Given request:
Extract all records. Keep each one exact.

******************************

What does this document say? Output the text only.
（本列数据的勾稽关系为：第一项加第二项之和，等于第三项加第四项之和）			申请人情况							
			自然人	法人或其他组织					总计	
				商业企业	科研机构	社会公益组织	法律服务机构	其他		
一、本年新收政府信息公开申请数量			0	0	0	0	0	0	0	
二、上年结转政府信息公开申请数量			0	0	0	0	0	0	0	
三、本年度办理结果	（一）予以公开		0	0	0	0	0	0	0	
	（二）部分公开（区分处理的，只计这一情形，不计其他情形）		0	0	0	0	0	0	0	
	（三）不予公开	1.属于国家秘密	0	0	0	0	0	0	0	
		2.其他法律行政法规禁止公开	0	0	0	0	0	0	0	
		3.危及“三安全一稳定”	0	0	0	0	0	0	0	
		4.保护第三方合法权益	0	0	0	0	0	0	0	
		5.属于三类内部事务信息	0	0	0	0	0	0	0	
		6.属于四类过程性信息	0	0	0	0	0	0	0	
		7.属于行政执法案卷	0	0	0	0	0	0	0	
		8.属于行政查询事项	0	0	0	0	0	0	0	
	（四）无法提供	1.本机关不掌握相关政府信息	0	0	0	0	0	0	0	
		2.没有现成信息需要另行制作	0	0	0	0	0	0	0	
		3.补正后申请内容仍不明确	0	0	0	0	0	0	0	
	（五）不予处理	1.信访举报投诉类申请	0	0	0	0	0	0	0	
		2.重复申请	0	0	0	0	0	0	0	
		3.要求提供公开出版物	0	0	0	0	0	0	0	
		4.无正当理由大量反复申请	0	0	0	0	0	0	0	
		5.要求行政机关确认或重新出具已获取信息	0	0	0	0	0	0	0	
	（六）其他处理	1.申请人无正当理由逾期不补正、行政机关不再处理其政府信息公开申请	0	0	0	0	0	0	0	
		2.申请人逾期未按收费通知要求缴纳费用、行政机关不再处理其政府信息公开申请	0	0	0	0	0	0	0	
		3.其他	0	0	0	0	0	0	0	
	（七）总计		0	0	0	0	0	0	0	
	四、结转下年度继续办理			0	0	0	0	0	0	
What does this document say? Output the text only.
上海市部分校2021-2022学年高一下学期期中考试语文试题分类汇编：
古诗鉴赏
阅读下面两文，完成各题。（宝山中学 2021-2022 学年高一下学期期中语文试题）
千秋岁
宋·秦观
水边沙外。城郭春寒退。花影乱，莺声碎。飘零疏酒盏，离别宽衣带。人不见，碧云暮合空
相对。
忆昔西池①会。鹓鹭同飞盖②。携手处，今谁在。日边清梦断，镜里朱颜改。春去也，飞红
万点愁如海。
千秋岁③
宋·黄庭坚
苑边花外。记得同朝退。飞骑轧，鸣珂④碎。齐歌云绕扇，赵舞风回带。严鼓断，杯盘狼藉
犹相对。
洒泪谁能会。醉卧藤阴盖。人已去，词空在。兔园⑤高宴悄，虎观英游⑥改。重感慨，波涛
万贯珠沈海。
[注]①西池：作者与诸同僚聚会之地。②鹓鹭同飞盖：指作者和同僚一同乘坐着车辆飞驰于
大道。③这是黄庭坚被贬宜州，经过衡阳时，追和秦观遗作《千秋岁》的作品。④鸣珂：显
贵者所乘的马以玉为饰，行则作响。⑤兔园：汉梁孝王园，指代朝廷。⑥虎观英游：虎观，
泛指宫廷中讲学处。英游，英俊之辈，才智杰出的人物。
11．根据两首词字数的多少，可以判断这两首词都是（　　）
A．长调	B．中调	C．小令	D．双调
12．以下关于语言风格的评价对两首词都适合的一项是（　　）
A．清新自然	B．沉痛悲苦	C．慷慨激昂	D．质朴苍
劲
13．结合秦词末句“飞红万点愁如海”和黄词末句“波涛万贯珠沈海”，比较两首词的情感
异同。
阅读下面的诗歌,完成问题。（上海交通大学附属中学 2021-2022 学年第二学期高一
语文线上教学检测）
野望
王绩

******************************

Finished task:
What does this document say? Output the text only.
（本列数据的勾稽关系为：第一项加第二项之和，等于第三项加第四项之和）			申请人情况							
			自然人	法人或其他组织					总计	
				商业企业	科研机构	社会公益组织	法律服务机构	其他		
一、本年新收政府信息公开申请数量			0	0	0	0	0	0	0	
二、上年结转政府信息公开申请数量			0	0	0	0	0	0	0	
三、本年度办理结果	（一）予以公开		0	0	0	0	0	0	0	
	（二）部分公开（区分处理的，只计这一情形，不计其他情形）		0	0	0	0	0	0	0	
	（三）不予公开	1.属于国家秘密	0	0	0	0	0	0	0	
		2.其他法律行政法规禁止公开	0	0	0	0	0	0	0	
		3.危及“三安全一稳定”	0	0	0	0	0	0	0	
		4.保护第三方合法权益	0	0	0	0	0	0	0	
		5.属于三类内部事务信息	0	0	0	0	0	0	0	
		6.属于四类过程性信息	0	0	0	0	0	0	0	
		7.属于行政执法案卷	0	0	0	0	0	0	0	
		8.属于行政查询事项	0	0	0	0	0	0	0	
	（四）无法提供	1.本机关不掌握相关政府信息	0	0	0	0	0	0	0	
		2.没有现成信息需要另行制作	0	0	0	0	0	0	0	
		3.补正后申请内容仍不明确	0	0	0	0	0	0	0	
	（五）不予处理	1.信访举报投诉类申请	0	0	0	0	0	0	0	
		2.重复申请	0	0	0	0	0	0	0	
		3.要求提供公开出版物	0	0	0	0	0	0	0	
		4.无正当理由大量反复申请	0	0	0	0	0	0	0	
		5.要求行政机关确认或重新出具已获取信息	0	0	0	0	0	0	0	
	（六）其他处理	1.申请人无正当理由逾期不补正、行政机关不再处理其政府信息公开申请	0	0	0	0	0	0	0	
		2.申请人逾期未按收费通知要求缴纳费用、行政机关不再处理其政府信息公开申请	0	0	0	0	0	0	0	
		3.其他	0	0	0	0	0	0	0	
	（七）总计		0	0	0	0	0	0	0	
	四、结转下年度继续办理			0	0	0	0	0	0	
What does this document say? Output the text only.
上海市部分校2021-2022学年高一下学期期中考试语文试题分类汇编：
古诗鉴赏
阅读下面两文，完成各题。（宝山中学 2021-2022 学年高一下学期期中语文试题）
千秋岁
宋·秦观
水边沙外。城郭春寒退。花影乱，莺声碎。飘零疏酒盏，离别宽衣带。人不见，碧云暮合空
相对。
忆昔西池①会。鹓鹭同飞盖②。携手处，今谁在。日边清梦断，镜里朱颜改。春去也，飞红
万点愁如海。
千秋岁③
宋·黄庭坚
苑边花外。记得同朝退。飞骑轧，鸣珂④碎。齐歌云绕扇，赵舞风回带。严鼓断，杯盘狼藉
犹相对。
洒泪谁能会。醉卧藤阴盖。人已去，词空在。兔园⑤高宴悄，虎观英游⑥改。重感慨，波涛
万贯珠沈海。
[注]①西池：作者与诸同僚聚会之地。②鹓鹭同飞盖：指作者和同僚一同乘坐着车辆飞驰于
大道。③这是黄庭坚被贬宜州，经过衡阳时，追和秦观遗作《千秋岁》的作品。④鸣珂：显
贵者所乘的马以玉为饰，行则作响。⑤兔园：汉梁孝王园，指代朝廷。⑥虎观英游：虎观，
泛指宫廷中讲学处。英游，英俊之辈，才智杰出的人物。
11．根据两首词字数的多少，可以判断这两首词都是（　　）
A．长调	B．中调	C．小令	D．双调
12．以下关于语言风格的评价对两首词都适合的一项是（　　）
A．清新自然	B．沉痛悲苦	C．慷慨激昂	D．质朴苍
劲
13．结合秦词末句“飞红万点愁如海”和黄词末句“波涛万贯珠沈海”，比较两首词的情感
异同。
阅读下面的诗歌,完成问题。（上海交通大学附属中学 2021-2022 学年第二学期高一
语文线上教学检测）
野望
王绩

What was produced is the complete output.